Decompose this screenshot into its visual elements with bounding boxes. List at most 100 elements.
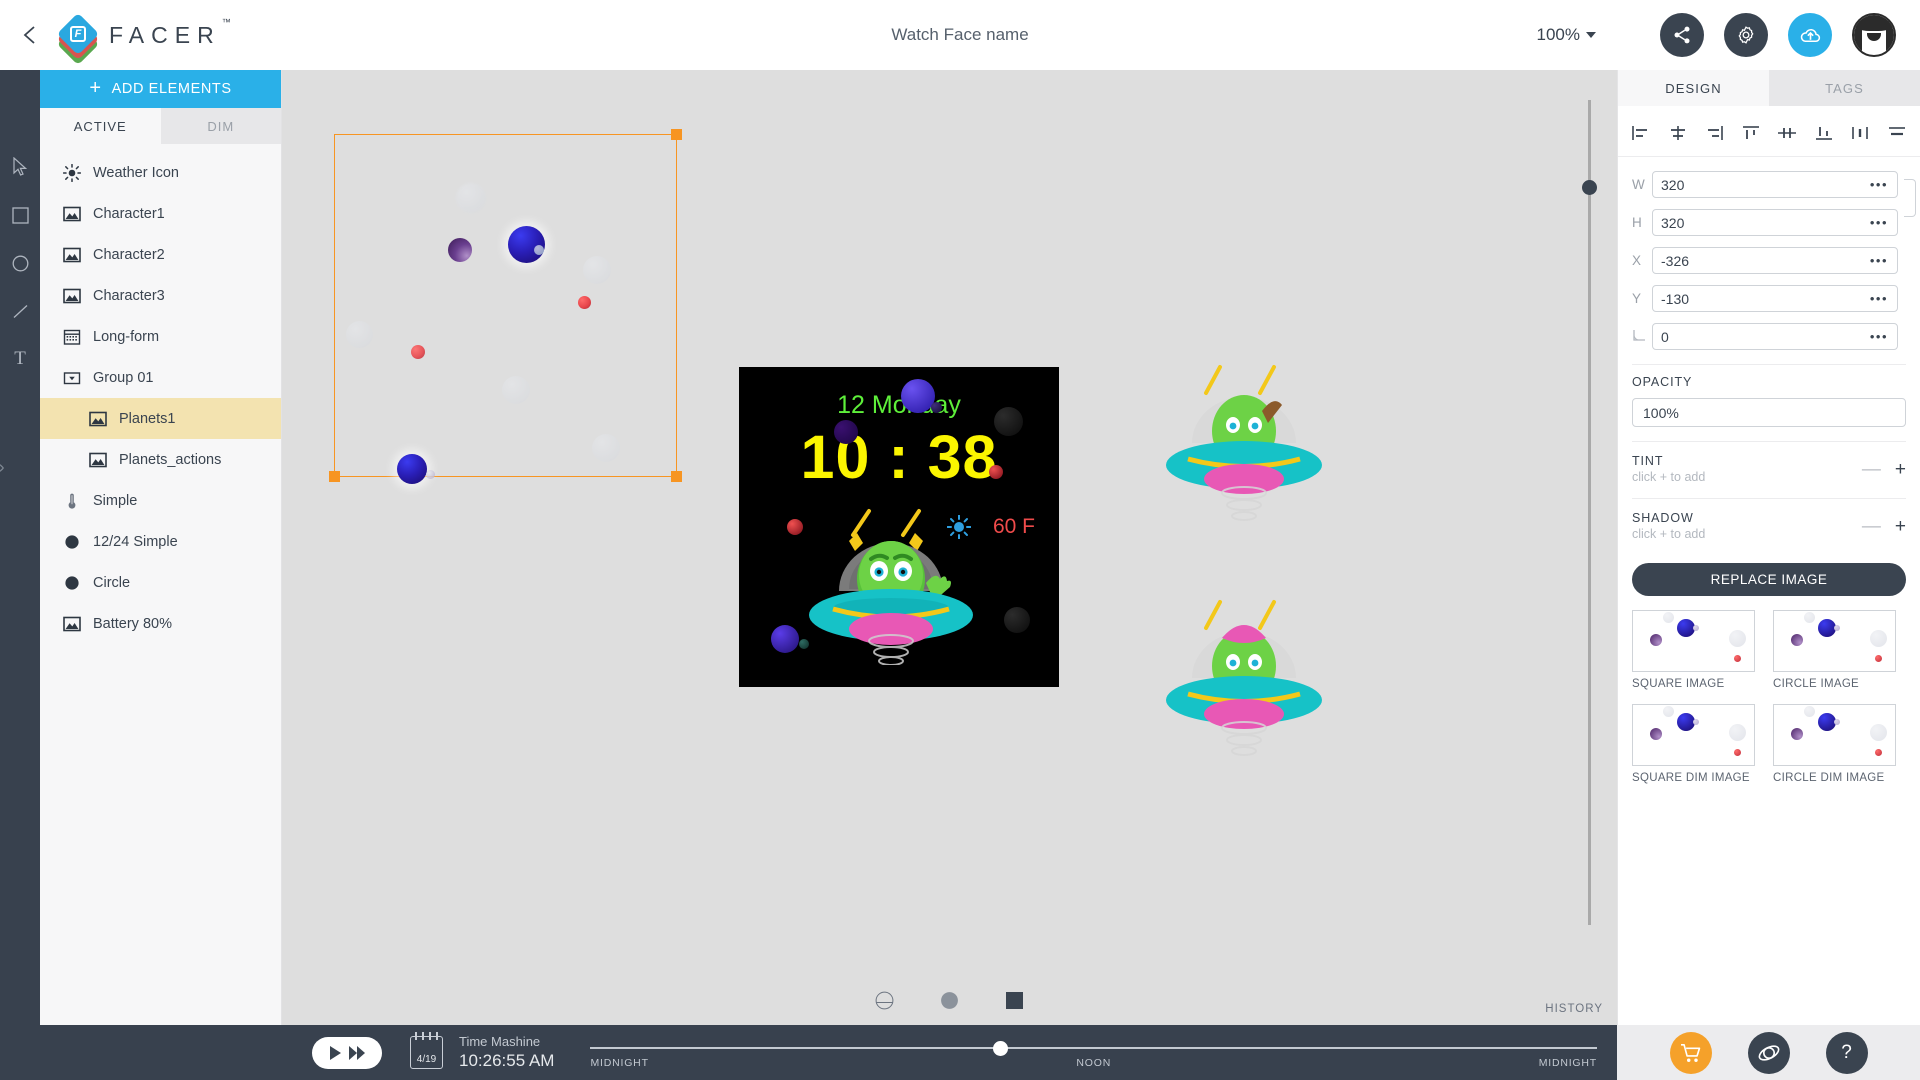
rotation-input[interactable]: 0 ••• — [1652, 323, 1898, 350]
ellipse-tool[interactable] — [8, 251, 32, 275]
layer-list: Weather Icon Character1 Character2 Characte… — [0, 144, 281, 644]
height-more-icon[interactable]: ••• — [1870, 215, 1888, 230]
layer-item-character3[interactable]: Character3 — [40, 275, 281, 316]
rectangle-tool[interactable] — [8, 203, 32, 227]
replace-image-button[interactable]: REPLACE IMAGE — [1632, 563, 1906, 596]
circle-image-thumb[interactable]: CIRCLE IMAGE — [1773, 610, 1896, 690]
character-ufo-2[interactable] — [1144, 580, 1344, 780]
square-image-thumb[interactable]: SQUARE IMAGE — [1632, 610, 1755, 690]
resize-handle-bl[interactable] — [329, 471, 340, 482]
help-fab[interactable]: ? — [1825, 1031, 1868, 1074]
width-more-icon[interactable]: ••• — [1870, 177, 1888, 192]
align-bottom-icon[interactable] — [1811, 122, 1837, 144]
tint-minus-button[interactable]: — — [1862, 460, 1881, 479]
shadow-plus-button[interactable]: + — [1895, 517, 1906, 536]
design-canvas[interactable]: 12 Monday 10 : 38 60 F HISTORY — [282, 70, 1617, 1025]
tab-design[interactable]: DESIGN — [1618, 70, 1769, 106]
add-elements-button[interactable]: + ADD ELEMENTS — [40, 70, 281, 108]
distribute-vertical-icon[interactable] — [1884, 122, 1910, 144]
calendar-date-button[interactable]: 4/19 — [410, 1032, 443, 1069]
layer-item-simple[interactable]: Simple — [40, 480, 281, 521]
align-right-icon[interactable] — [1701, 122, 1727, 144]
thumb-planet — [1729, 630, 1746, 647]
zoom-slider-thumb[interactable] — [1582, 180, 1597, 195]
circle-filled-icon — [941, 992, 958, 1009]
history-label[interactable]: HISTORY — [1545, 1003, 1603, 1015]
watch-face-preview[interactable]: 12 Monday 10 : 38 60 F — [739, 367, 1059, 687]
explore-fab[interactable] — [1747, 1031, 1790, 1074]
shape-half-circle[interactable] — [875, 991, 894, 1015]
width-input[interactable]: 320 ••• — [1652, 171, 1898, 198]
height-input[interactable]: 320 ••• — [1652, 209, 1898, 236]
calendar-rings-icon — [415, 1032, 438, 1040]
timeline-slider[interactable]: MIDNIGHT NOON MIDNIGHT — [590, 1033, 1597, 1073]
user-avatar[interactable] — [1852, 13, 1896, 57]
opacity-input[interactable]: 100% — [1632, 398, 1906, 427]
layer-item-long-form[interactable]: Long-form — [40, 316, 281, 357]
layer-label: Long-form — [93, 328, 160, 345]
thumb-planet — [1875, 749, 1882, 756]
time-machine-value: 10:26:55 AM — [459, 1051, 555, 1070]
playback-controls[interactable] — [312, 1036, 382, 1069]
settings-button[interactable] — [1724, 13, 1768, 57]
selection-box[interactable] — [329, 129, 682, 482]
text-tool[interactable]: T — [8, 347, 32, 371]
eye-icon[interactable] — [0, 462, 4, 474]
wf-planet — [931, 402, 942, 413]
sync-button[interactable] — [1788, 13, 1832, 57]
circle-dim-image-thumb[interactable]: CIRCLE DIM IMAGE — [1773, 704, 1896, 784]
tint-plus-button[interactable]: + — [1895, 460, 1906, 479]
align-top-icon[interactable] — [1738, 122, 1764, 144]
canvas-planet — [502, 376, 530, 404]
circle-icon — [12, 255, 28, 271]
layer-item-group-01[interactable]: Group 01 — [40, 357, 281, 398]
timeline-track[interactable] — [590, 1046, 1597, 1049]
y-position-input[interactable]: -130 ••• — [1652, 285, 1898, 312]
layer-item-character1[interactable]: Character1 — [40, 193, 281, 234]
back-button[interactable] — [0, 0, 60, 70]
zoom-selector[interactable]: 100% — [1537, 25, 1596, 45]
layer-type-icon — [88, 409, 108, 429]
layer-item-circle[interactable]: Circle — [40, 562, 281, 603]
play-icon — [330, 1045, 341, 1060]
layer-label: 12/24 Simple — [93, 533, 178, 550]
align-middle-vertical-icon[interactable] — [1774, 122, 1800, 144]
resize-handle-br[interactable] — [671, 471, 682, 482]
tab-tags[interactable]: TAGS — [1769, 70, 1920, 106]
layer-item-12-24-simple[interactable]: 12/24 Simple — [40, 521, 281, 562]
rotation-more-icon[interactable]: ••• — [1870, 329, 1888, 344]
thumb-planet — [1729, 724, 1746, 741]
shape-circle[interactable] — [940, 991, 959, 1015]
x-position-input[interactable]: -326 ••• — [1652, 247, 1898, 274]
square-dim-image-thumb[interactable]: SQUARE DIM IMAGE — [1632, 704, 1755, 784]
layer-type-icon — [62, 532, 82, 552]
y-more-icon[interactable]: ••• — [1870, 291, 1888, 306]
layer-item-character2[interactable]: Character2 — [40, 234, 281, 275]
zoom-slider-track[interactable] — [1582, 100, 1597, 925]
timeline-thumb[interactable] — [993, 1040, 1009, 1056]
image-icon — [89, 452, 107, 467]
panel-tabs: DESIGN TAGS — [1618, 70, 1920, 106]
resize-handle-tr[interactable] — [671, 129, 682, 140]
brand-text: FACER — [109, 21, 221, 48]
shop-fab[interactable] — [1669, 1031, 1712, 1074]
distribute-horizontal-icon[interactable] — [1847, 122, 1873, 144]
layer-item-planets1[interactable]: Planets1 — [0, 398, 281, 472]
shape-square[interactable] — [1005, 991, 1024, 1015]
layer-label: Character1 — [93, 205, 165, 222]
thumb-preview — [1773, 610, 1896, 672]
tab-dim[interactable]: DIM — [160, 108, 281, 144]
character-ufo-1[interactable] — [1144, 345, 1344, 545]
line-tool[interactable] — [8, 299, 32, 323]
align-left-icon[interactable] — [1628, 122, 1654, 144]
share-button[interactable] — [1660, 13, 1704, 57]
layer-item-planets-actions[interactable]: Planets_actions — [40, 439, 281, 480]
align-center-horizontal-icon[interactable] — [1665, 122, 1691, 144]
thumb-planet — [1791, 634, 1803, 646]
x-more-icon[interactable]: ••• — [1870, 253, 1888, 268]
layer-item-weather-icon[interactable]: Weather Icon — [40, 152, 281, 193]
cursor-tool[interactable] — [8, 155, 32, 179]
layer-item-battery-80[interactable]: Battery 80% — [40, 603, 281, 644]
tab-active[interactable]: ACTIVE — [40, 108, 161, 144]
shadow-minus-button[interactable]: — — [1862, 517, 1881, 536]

....................

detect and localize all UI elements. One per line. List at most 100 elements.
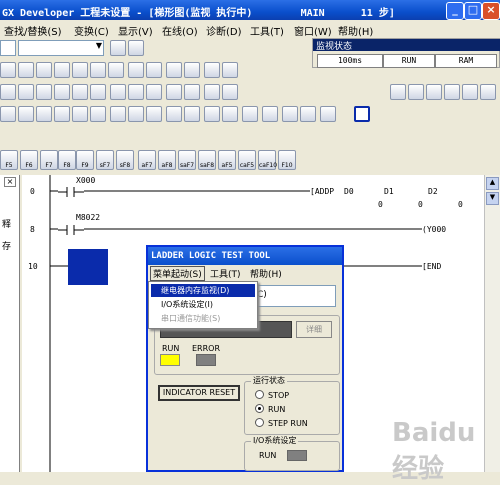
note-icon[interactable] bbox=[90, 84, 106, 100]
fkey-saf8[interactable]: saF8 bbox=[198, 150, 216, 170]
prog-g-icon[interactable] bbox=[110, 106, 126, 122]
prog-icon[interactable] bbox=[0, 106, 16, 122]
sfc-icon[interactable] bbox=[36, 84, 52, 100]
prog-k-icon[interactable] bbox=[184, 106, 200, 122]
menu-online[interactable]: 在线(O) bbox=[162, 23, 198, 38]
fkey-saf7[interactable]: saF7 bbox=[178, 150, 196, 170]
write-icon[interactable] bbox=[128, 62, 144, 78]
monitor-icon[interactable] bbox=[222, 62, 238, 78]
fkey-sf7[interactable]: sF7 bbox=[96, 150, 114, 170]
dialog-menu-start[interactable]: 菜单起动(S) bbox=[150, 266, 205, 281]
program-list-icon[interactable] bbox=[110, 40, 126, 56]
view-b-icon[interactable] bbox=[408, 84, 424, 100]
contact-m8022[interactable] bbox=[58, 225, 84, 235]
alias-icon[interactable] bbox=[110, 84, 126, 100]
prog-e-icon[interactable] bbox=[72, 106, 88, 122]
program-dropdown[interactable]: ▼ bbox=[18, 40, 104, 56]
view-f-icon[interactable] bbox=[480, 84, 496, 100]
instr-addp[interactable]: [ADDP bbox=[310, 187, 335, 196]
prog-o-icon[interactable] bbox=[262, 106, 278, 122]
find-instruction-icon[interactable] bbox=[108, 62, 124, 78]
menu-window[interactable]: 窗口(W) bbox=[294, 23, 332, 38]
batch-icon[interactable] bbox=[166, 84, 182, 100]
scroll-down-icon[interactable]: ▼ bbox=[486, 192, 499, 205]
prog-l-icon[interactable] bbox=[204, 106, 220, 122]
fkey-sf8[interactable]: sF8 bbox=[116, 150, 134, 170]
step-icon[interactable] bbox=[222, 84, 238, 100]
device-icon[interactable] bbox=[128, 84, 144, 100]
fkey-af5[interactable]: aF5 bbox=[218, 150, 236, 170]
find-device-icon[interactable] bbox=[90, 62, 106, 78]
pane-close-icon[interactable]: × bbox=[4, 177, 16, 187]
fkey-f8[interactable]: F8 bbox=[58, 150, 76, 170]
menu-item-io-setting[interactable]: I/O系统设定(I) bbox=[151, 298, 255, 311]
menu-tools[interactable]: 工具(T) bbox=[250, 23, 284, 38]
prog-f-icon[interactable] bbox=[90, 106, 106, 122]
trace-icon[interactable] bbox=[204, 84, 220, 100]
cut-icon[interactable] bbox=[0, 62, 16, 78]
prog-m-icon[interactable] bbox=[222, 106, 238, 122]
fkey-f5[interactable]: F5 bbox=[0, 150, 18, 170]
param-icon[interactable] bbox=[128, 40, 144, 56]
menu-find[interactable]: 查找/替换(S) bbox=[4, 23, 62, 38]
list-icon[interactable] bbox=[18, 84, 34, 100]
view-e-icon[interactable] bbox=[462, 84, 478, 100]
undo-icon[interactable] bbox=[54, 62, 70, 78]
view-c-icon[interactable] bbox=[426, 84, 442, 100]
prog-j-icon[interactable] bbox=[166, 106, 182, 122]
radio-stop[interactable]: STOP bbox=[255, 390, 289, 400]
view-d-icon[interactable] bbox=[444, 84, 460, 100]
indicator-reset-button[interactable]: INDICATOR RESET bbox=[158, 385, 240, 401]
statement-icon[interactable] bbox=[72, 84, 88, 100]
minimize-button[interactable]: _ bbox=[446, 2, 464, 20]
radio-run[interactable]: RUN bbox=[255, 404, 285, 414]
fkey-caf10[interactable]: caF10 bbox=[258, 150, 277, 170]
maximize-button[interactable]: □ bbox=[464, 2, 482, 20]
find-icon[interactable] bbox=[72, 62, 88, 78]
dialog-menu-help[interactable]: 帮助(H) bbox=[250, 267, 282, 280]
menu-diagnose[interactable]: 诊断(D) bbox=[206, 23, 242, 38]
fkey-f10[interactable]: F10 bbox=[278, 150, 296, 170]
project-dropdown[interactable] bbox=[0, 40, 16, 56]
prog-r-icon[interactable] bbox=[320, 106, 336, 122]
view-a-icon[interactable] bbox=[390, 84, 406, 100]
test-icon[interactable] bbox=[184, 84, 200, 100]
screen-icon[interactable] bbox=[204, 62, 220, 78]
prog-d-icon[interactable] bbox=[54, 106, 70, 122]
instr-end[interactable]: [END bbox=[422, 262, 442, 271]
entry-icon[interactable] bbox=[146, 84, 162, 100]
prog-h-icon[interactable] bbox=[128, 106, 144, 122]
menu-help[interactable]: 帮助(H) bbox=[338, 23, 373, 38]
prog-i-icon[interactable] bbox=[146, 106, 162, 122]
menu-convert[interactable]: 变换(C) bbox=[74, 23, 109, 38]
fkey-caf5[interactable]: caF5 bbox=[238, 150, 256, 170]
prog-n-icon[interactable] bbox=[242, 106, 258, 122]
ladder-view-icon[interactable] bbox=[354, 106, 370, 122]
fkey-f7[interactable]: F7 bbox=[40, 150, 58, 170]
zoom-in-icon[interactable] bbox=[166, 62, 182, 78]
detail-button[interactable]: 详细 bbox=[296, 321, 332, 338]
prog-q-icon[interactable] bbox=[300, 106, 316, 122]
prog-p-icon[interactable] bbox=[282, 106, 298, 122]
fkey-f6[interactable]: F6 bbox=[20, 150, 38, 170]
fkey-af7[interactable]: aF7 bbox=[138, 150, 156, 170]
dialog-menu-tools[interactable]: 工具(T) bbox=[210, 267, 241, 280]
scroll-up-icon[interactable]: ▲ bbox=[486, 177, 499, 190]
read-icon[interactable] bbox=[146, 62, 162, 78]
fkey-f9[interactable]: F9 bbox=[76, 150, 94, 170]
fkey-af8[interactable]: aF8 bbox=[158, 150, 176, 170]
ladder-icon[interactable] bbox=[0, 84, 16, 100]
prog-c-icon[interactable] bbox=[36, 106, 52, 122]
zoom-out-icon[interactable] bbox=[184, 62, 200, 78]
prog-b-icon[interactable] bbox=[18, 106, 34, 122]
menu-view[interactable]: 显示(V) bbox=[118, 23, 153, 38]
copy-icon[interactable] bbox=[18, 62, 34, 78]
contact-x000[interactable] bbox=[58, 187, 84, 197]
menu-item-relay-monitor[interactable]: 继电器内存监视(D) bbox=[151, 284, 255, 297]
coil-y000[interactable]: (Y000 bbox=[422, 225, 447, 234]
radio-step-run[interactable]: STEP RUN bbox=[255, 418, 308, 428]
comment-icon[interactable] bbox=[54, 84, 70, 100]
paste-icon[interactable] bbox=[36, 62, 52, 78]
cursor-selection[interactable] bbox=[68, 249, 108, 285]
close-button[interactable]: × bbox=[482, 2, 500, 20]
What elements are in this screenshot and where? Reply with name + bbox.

....................

Desafio: Reescreva como uma lista JSON de strings as linhas desde a que contém "rotation-input[interactable]: 0 •••" até a que contém "character-ufo-2[interactable] — [1144, 580, 1344, 780]", incluindo ambas. Use uma string por linha e omita as linhas em branco.

Resultado da tarefa:
[
  "rotation-input[interactable]: 0 ••• — [1652, 323, 1898, 350]",
  "ellipse-tool[interactable] — [8, 251, 32, 275]",
  "layer-list: Weather Icon Character1 Character2 Characte… — [0, 144, 281, 644]",
  "height-more-icon[interactable]: ••• — [1870, 215, 1888, 230]",
  "layer-item-character3[interactable]: Character3 — [40, 275, 281, 316]",
  "rectangle-tool[interactable] — [8, 203, 32, 227]",
  "replace-image-button[interactable]: REPLACE IMAGE — [1632, 563, 1906, 596]",
  "circle-image-thumb[interactable]: CIRCLE IMAGE — [1773, 610, 1896, 690]",
  "character-ufo-2[interactable] — [1144, 580, 1344, 780]"
]